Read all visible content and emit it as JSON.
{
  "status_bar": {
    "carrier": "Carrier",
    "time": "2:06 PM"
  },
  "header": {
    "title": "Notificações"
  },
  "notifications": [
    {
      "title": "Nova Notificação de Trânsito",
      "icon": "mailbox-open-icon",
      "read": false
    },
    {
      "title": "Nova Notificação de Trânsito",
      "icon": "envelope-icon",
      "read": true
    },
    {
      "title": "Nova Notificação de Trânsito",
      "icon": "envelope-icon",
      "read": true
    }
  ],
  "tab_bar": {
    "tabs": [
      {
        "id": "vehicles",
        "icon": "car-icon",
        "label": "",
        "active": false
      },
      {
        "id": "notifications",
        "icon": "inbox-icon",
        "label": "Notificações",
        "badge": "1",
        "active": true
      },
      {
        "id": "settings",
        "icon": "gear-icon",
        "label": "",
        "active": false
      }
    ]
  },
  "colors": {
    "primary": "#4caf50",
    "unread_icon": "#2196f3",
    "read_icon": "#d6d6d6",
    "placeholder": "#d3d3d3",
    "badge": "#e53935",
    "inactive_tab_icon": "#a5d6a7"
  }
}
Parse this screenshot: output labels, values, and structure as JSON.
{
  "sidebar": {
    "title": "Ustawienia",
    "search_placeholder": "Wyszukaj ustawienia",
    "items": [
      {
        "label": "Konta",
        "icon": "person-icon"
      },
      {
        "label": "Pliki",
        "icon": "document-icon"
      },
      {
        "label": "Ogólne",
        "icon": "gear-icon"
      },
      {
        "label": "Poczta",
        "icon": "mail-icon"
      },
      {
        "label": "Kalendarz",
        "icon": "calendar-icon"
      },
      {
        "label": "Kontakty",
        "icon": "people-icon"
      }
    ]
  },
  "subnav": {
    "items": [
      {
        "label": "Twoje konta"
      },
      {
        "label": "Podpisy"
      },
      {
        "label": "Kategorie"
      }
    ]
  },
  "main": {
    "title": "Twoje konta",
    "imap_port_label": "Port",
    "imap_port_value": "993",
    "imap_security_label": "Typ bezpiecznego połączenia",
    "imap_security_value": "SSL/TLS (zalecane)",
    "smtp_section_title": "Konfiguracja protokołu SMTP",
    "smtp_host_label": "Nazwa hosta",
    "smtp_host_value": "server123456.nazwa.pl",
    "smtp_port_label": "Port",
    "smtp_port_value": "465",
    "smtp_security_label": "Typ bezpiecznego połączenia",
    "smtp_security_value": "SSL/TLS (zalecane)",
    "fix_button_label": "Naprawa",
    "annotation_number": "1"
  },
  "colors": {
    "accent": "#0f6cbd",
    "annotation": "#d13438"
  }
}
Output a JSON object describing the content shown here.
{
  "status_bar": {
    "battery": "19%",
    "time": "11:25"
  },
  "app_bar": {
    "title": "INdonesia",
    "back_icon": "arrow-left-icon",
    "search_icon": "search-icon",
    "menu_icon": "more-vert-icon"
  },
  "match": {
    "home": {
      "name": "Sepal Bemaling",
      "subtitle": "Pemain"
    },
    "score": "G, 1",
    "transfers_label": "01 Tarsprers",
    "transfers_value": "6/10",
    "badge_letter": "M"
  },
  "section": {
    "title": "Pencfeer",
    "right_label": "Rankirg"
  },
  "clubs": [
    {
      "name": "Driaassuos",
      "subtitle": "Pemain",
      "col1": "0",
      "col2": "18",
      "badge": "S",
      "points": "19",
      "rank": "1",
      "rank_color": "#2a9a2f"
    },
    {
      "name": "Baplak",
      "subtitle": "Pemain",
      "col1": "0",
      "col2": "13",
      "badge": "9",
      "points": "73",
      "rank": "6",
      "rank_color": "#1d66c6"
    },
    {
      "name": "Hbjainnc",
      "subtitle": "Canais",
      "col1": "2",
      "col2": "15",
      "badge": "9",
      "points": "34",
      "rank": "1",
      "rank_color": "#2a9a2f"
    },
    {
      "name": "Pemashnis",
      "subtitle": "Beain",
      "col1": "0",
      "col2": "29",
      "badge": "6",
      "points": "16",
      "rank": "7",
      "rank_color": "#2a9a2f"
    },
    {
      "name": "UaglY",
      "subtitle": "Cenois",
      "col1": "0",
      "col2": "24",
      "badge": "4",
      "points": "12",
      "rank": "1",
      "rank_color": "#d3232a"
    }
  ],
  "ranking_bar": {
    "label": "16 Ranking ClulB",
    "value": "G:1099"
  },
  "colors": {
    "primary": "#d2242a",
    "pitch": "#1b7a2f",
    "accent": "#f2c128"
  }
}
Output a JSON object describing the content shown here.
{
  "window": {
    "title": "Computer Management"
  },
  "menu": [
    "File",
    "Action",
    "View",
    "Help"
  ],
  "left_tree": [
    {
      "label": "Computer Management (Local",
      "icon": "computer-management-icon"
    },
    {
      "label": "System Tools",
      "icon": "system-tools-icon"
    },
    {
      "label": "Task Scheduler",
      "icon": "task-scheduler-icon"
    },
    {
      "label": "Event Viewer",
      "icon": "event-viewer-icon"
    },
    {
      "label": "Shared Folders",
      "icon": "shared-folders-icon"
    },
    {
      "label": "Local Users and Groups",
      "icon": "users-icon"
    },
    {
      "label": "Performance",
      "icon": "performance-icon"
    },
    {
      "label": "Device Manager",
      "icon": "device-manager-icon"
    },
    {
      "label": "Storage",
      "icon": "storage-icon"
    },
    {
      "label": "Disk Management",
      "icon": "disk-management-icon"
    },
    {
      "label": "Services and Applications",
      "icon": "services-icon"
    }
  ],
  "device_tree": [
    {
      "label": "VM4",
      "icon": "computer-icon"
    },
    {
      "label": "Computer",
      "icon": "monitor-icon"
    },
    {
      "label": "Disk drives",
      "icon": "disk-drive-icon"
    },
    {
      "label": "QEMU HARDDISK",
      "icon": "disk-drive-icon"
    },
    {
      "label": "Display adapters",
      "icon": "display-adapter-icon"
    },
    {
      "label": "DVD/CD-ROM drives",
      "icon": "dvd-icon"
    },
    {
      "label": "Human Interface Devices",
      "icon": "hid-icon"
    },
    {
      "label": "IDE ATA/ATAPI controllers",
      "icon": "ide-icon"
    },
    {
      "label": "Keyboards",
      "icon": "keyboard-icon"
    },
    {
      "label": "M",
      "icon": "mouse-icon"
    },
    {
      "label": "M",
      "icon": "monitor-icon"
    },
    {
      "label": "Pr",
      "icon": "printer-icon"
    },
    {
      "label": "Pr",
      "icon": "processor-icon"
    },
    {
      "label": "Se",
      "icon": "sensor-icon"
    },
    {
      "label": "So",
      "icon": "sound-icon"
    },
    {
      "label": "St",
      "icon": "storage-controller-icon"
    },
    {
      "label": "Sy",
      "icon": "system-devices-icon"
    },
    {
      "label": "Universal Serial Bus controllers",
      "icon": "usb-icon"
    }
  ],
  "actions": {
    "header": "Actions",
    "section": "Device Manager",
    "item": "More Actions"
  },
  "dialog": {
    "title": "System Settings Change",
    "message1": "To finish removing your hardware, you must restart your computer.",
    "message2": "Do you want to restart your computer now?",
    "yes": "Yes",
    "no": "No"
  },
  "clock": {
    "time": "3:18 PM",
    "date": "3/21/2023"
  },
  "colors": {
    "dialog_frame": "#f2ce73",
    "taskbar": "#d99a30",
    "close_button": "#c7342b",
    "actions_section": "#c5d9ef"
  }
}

TASK DESCRIPTION:
Show every line above in which the word "name" occurs.

SOLVED EXERCISE:
      "name": "Sepal Bemaling",
      "name": "Driaassuos",
      "name": "Baplak",
      "name": "Hbjainnc",
      "name": "Pemashnis",
      "name": "UaglY",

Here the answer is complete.